— begin Excerpted records —

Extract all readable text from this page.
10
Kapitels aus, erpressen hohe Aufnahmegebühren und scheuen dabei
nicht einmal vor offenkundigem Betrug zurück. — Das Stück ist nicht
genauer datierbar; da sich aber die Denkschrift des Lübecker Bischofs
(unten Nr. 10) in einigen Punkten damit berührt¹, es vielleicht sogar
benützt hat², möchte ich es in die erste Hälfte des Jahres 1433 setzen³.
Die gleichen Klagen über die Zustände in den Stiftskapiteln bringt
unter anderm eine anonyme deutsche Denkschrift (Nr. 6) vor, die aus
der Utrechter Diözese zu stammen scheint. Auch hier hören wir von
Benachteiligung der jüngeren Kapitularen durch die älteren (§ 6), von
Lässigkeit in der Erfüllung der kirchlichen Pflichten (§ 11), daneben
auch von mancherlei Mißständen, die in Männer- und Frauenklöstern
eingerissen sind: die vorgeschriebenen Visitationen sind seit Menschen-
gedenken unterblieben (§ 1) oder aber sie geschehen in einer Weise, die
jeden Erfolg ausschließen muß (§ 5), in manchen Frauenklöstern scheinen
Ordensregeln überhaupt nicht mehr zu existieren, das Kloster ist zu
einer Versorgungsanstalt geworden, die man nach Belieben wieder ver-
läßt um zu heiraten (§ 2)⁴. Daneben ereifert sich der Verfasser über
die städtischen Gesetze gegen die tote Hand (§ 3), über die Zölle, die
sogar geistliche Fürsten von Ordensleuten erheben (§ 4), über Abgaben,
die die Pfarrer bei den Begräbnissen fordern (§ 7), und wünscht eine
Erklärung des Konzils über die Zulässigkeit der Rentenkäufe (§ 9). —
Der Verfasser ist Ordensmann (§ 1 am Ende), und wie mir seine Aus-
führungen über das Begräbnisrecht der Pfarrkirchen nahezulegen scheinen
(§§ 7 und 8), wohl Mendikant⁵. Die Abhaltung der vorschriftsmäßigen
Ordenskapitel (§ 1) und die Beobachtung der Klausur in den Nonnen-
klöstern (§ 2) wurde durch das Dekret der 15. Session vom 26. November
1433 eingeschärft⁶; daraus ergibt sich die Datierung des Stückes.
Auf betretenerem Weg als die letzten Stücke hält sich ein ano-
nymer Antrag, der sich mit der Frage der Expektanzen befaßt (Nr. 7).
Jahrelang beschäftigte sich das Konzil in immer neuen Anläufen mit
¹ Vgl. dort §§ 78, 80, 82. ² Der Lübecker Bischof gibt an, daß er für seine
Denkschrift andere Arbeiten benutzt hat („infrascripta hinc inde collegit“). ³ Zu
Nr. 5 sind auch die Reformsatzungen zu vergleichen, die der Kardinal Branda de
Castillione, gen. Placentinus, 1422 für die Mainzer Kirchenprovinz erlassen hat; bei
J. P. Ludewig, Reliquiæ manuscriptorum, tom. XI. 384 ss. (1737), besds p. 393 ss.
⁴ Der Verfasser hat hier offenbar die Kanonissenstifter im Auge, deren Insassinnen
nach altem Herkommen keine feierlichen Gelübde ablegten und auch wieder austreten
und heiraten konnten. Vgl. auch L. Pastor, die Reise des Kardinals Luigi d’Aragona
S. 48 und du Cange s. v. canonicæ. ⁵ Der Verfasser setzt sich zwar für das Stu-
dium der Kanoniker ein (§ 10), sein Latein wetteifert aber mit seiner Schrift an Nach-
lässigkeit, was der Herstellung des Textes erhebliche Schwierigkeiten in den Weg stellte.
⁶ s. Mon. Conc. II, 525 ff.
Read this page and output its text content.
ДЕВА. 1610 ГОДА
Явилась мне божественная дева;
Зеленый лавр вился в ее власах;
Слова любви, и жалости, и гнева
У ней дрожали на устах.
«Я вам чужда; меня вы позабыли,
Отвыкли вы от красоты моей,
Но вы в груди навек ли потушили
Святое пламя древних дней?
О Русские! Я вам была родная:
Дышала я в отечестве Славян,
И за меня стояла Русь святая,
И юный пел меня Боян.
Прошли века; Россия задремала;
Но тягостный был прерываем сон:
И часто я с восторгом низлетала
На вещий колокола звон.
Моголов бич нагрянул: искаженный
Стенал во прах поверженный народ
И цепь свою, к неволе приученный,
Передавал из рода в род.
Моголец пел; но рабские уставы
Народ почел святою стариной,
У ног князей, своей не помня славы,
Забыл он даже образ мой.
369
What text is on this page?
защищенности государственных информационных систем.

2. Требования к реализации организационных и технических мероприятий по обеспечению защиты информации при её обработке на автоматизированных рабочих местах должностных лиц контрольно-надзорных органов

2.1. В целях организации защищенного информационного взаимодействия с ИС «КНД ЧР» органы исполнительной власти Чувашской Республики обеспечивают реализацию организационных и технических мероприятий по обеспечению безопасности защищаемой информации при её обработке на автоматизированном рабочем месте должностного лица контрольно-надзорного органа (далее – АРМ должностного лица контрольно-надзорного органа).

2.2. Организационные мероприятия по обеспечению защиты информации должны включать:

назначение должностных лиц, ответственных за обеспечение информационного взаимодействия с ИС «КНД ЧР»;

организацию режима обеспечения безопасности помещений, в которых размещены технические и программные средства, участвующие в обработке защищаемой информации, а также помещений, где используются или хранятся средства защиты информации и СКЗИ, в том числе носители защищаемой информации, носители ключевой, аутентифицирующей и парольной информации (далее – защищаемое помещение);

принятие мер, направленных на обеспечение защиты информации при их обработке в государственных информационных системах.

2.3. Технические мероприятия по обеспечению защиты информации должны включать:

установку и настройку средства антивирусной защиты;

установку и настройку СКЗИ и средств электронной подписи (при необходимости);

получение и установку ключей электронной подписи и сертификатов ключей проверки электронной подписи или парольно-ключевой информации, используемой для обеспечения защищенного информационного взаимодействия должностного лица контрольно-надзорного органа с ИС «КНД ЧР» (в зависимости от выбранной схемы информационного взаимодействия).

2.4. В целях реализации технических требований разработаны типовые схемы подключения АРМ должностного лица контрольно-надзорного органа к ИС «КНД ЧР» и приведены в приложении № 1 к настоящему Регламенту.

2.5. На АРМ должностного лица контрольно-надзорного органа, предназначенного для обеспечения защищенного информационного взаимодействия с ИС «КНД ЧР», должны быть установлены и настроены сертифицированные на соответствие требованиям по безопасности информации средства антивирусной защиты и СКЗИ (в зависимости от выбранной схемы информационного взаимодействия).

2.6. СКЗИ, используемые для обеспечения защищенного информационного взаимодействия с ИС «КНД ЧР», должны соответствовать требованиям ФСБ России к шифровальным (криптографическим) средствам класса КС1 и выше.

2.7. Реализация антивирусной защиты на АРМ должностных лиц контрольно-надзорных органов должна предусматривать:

— end Excerpted records —

Work instructions: All of the entries above must be quoted exactly.

Solved exercise:
Extract all readable text from this page.
10
Kapitels aus, erpressen hohe Aufnahmegebühren und scheuen dabei
nicht einmal vor offenkundigem Betrug zurück. — Das Stück ist nicht
genauer datierbar; da sich aber die Denkschrift des Lübecker Bischofs
(unten Nr. 10) in einigen Punkten damit berührt¹, es vielleicht sogar
benützt hat², möchte ich es in die erste Hälfte des Jahres 1433 setzen³.
Die gleichen Klagen über die Zustände in den Stiftskapiteln bringt
unter anderm eine anonyme deutsche Denkschrift (Nr. 6) vor, die aus
der Utrechter Diözese zu stammen scheint. Auch hier hören wir von
Benachteiligung der jüngeren Kapitularen durch die älteren (§ 6), von
Lässigkeit in der Erfüllung der kirchlichen Pflichten (§ 11), daneben
auch von mancherlei Mißständen, die in Männer- und Frauenklöstern
eingerissen sind: die vorgeschriebenen Visitationen sind seit Menschen-
gedenken unterblieben (§ 1) oder aber sie geschehen in einer Weise, die
jeden Erfolg ausschließen muß (§ 5), in manchen Frauenklöstern scheinen
Ordensregeln überhaupt nicht mehr zu existieren, das Kloster ist zu
einer Versorgungsanstalt geworden, die man nach Belieben wieder ver-
läßt um zu heiraten (§ 2)⁴. Daneben ereifert sich der Verfasser über
die städtischen Gesetze gegen die tote Hand (§ 3), über die Zölle, die
sogar geistliche Fürsten von Ordensleuten erheben (§ 4), über Abgaben,
die die Pfarrer bei den Begräbnissen fordern (§ 7), und wünscht eine
Erklärung des Konzils über die Zulässigkeit der Rentenkäufe (§ 9). —
Der Verfasser ist Ordensmann (§ 1 am Ende), und wie mir seine Aus-
führungen über das Begräbnisrecht der Pfarrkirchen nahezulegen scheinen
(§§ 7 und 8), wohl Mendikant⁵. Die Abhaltung der vorschriftsmäßigen
Ordenskapitel (§ 1) und die Beobachtung der Klausur in den Nonnen-
klöstern (§ 2) wurde durch das Dekret der 15. Session vom 26. November
1433 eingeschärft⁶; daraus ergibt sich die Datierung des Stückes.
Auf betretenerem Weg als die letzten Stücke hält sich ein ano-
nymer Antrag, der sich mit der Frage der Expektanzen befaßt (Nr. 7).
Jahrelang beschäftigte sich das Konzil in immer neuen Anläufen mit
¹ Vgl. dort §§ 78, 80, 82. ² Der Lübecker Bischof gibt an, daß er für seine
Denkschrift andere Arbeiten benutzt hat („infrascripta hinc inde collegit“). ³ Zu
Nr. 5 sind auch die Reformsatzungen zu vergleichen, die der Kardinal Branda de
Castillione, gen. Placentinus, 1422 für die Mainzer Kirchenprovinz erlassen hat; bei
J. P. Ludewig, Reliquiæ manuscriptorum, tom. XI. 384 ss. (1737), besds p. 393 ss.
⁴ Der Verfasser hat hier offenbar die Kanonissenstifter im Auge, deren Insassinnen
nach altem Herkommen keine feierlichen Gelübde ablegten und auch wieder austreten
und heiraten konnten. Vgl. auch L. Pastor, die Reise des Kardinals Luigi d’Aragona
S. 48 und du Cange s. v. canonicæ. ⁵ Der Verfasser setzt sich zwar für das Stu-
dium der Kanoniker ein (§ 10), sein Latein wetteifert aber mit seiner Schrift an Nach-
lässigkeit, was der Herstellung des Textes erhebliche Schwierigkeiten in den Weg stellte.
⁶ s. Mon. Conc. II, 525 ff.
Read this page and output its text content.
ДЕВА. 1610 ГОДА
Явилась мне божественная дева;
Зеленый лавр вился в ее власах;
Слова любви, и жалости, и гнева
У ней дрожали на устах.
«Я вам чужда; меня вы позабыли,
Отвыкли вы от красоты моей,
Но вы в груди навек ли потушили
Святое пламя древних дней?
О Русские! Я вам была родная:
Дышала я в отечестве Славян,
И за меня стояла Русь святая,
И юный пел меня Боян.
Прошли века; Россия задремала;
Но тягостный был прерываем сон:
И часто я с восторгом низлетала
На вещий колокола звон.
Моголов бич нагрянул: искаженный
Стенал во прах поверженный народ
И цепь свою, к неволе приученный,
Передавал из рода в род.
Моголец пел; но рабские уставы
Народ почел святою стариной,
У ног князей, своей не помня славы,
Забыл он даже образ мой.
369
What text is on this page?
защищенности государственных информационных систем.

2. Требования к реализации организационных и технических мероприятий по обеспечению защиты информации при её обработке на автоматизированных рабочих местах должностных лиц контрольно-надзорных органов

2.1. В целях организации защищенного информационного взаимодействия с ИС «КНД ЧР» органы исполнительной власти Чувашской Республики обеспечивают реализацию организационных и технических мероприятий по обеспечению безопасности защищаемой информации при её обработке на автоматизированном рабочем месте должностного лица контрольно-надзорного органа (далее – АРМ должностного лица контрольно-надзорного органа).

2.2. Организационные мероприятия по обеспечению защиты информации должны включать:

назначение должностных лиц, ответственных за обеспечение информационного взаимодействия с ИС «КНД ЧР»;

организацию режима обеспечения безопасности помещений, в которых размещены технические и программные средства, участвующие в обработке защищаемой информации, а также помещений, где используются или хранятся средства защиты информации и СКЗИ, в том числе носители защищаемой информации, носители ключевой, аутентифицирующей и парольной информации (далее – защищаемое помещение);

принятие мер, направленных на обеспечение защиты информации при их обработке в государственных информационных системах.

2.3. Технические мероприятия по обеспечению защиты информации должны включать:

установку и настройку средства антивирусной защиты;

установку и настройку СКЗИ и средств электронной подписи (при необходимости);

получение и установку ключей электронной подписи и сертификатов ключей проверки электронной подписи или парольно-ключевой информации, используемой для обеспечения защищенного информационного взаимодействия должностного лица контрольно-надзорного органа с ИС «КНД ЧР» (в зависимости от выбранной схемы информационного взаимодействия).

2.4. В целях реализации технических требований разработаны типовые схемы подключения АРМ должностного лица контрольно-надзорного органа к ИС «КНД ЧР» и приведены в приложении № 1 к настоящему Регламенту.

2.5. На АРМ должностного лица контрольно-надзорного органа, предназначенного для обеспечения защищенного информационного взаимодействия с ИС «КНД ЧР», должны быть установлены и настроены сертифицированные на соответствие требованиям по безопасности информации средства антивирусной защиты и СКЗИ (в зависимости от выбранной схемы информационного взаимодействия).

2.6. СКЗИ, используемые для обеспечения защищенного информационного взаимодействия с ИС «КНД ЧР», должны соответствовать требованиям ФСБ России к шифровальным (криптографическим) средствам класса КС1 и выше.

2.7. Реализация антивирусной защиты на АРМ должностных лиц контрольно-надзорных органов должна предусматривать:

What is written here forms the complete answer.